## WHAT THE TASK REQUIRES
Extract, from the listing that follows, each line containing the word "this".

## Dataset rows about figures

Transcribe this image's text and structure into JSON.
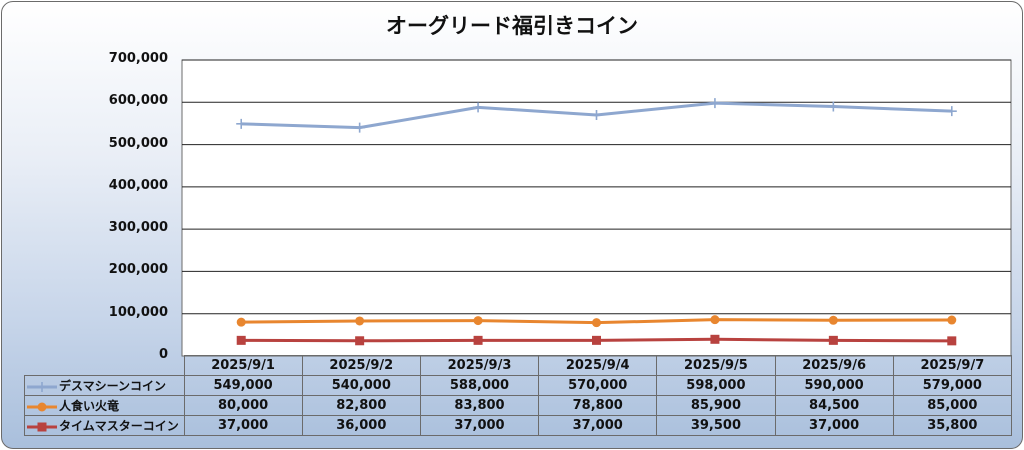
{
  "chart_data": {
    "type": "line",
    "title": "オーグリード福引きコイン",
    "categories": [
      "2025/9/1",
      "2025/9/2",
      "2025/9/3",
      "2025/9/4",
      "2025/9/5",
      "2025/9/6",
      "2025/9/7"
    ],
    "ylim": [
      0,
      700000
    ],
    "yticks": [
      "0",
      "100,000",
      "200,000",
      "300,000",
      "400,000",
      "500,000",
      "600,000",
      "700,000"
    ],
    "grid": true,
    "legend": "data-table",
    "series": [
      {
        "name": "デスマシーンコイン",
        "color": "#8ea7cf",
        "marker": "plus",
        "values": [
          549000,
          540000,
          588000,
          570000,
          598000,
          590000,
          579000
        ],
        "labels": [
          "549,000",
          "540,000",
          "588,000",
          "570,000",
          "598,000",
          "590,000",
          "579,000"
        ]
      },
      {
        "name": "人食い火竜",
        "color": "#e8862f",
        "marker": "circle",
        "values": [
          80000,
          82800,
          83800,
          78800,
          85900,
          84500,
          85000
        ],
        "labels": [
          "80,000",
          "82,800",
          "83,800",
          "78,800",
          "85,900",
          "84,500",
          "85,000"
        ]
      },
      {
        "name": "タイムマスターコイン",
        "color": "#b8423f",
        "marker": "square",
        "values": [
          37000,
          36000,
          37000,
          37000,
          39500,
          37000,
          35800
        ],
        "labels": [
          "37,000",
          "36,000",
          "37,000",
          "37,000",
          "39,500",
          "37,000",
          "35,800"
        ]
      }
    ]
  }
}
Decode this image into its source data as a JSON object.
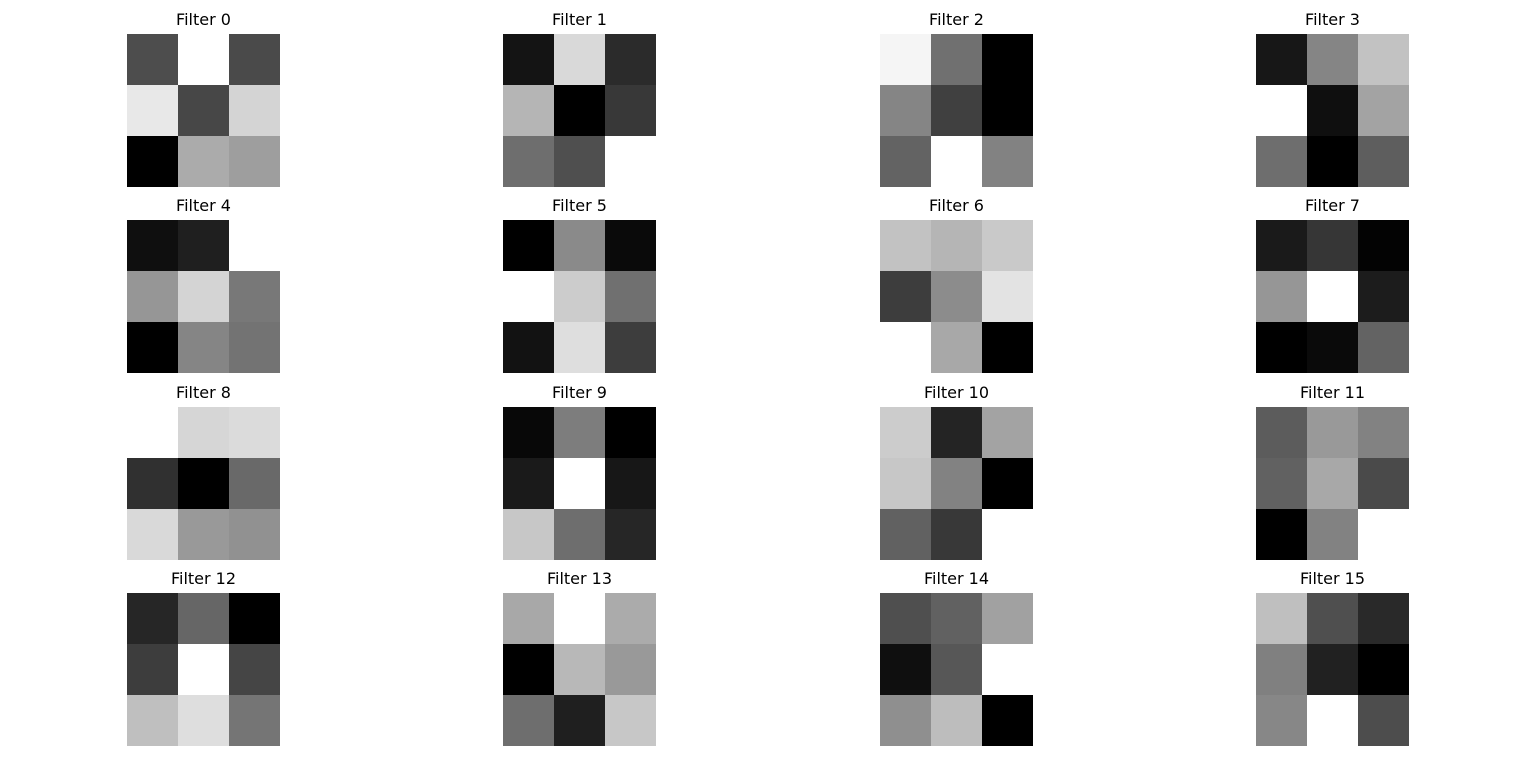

## COMPLETE OUTPUT
Transcribe this image's text and structure into JSON.
Decode this image into its source data as a JSON object.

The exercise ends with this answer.